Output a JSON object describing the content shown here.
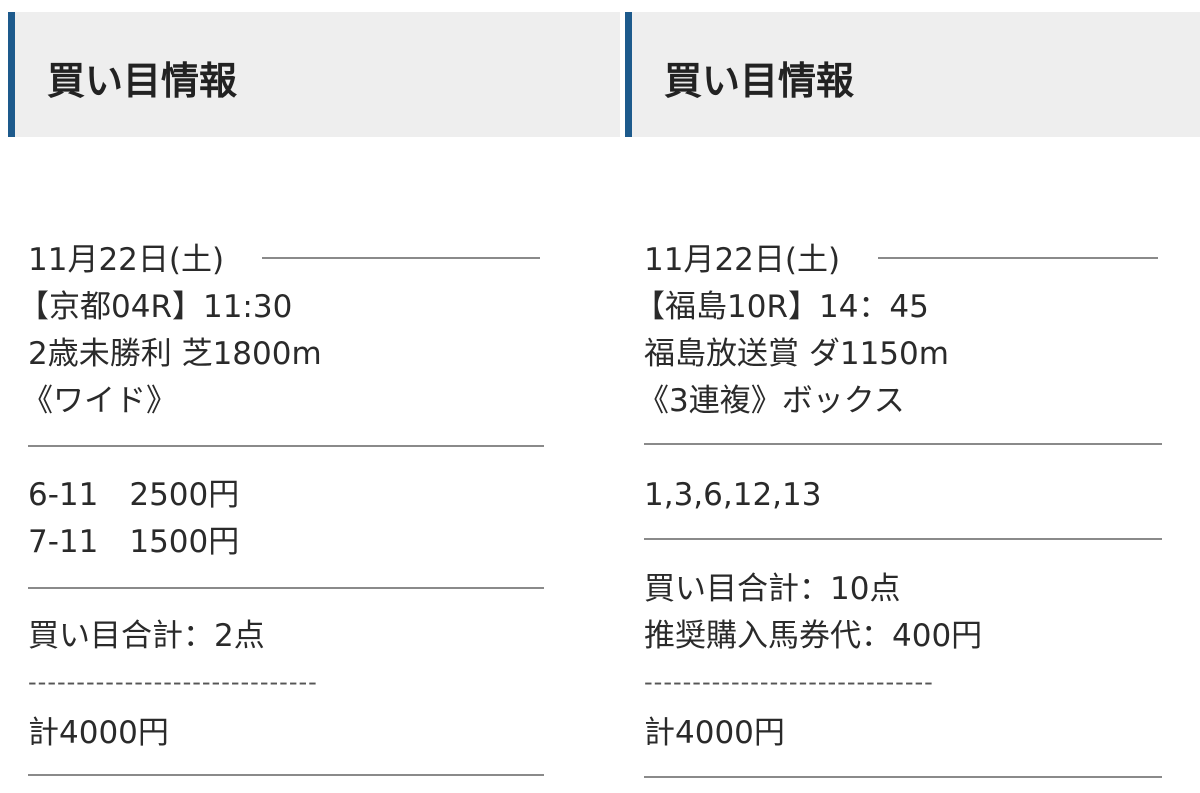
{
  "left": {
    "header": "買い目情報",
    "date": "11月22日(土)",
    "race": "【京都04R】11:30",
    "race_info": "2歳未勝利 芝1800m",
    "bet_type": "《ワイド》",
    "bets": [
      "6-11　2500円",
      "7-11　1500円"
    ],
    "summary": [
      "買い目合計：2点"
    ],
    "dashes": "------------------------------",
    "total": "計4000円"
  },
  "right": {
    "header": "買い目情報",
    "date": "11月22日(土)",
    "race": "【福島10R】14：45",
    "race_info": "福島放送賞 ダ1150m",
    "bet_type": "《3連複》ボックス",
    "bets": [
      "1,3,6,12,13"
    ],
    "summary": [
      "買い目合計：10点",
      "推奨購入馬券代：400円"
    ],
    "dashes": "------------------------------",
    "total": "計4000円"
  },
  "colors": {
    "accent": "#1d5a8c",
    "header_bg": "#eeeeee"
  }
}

---

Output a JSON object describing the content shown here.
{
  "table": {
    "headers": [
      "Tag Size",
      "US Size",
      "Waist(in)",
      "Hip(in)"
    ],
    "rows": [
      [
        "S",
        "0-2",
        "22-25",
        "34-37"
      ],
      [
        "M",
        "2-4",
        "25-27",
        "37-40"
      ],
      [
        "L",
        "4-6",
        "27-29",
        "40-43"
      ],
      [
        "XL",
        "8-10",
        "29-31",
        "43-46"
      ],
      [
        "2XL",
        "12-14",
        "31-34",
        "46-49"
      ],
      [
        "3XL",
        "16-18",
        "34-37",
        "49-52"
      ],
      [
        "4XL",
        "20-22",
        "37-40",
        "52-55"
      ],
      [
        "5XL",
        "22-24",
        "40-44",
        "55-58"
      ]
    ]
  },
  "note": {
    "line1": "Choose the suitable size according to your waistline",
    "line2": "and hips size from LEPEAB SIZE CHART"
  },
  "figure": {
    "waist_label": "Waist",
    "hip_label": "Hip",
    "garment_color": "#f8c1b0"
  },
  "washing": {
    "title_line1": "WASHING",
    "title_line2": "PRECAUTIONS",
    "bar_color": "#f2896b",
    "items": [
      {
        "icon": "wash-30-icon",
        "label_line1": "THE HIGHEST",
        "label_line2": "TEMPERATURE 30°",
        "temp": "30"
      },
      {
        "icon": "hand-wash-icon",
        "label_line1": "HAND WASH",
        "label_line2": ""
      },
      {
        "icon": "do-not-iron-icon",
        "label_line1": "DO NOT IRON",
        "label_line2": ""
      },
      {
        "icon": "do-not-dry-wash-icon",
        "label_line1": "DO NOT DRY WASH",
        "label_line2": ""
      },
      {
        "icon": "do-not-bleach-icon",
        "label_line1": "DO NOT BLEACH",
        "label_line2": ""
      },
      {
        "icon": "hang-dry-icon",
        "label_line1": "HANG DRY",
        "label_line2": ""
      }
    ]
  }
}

---

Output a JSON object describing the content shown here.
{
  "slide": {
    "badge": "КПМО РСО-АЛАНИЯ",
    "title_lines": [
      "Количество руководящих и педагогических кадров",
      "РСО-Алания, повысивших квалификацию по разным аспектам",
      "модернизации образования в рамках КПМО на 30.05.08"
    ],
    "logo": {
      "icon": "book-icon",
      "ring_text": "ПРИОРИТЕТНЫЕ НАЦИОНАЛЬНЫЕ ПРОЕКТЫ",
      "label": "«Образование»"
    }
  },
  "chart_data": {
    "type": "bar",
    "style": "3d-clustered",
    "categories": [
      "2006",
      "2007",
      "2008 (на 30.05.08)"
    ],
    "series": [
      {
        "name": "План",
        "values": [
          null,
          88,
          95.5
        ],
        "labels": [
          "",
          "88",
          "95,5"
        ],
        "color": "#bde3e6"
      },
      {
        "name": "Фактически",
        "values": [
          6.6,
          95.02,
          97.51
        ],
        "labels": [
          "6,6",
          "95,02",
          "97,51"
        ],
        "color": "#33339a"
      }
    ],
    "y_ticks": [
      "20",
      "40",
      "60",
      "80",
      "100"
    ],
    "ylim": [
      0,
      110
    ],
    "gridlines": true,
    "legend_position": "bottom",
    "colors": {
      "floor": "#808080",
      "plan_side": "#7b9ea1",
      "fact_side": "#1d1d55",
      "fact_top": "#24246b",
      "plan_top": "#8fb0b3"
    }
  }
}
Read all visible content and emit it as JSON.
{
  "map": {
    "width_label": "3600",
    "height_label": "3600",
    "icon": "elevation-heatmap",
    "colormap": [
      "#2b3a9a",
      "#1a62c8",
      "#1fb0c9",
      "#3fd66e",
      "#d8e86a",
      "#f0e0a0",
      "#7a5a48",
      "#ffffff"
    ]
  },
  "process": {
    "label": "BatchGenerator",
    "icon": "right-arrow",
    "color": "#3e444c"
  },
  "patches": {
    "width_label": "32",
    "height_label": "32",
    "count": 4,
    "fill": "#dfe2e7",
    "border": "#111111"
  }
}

---

> [EXERCISE]:
Copy out all lines above that include the string "icon".

> [ANSWER IN FULL]:
        "icon": "wash-30-icon",
        "icon": "hand-wash-icon",
        "icon": "do-not-iron-icon",
        "icon": "do-not-dry-wash-icon",
        "icon": "do-not-bleach-icon",
        "icon": "hang-dry-icon",
      "icon": "book-icon",
    "icon": "elevation-heatmap",
    "icon": "right-arrow",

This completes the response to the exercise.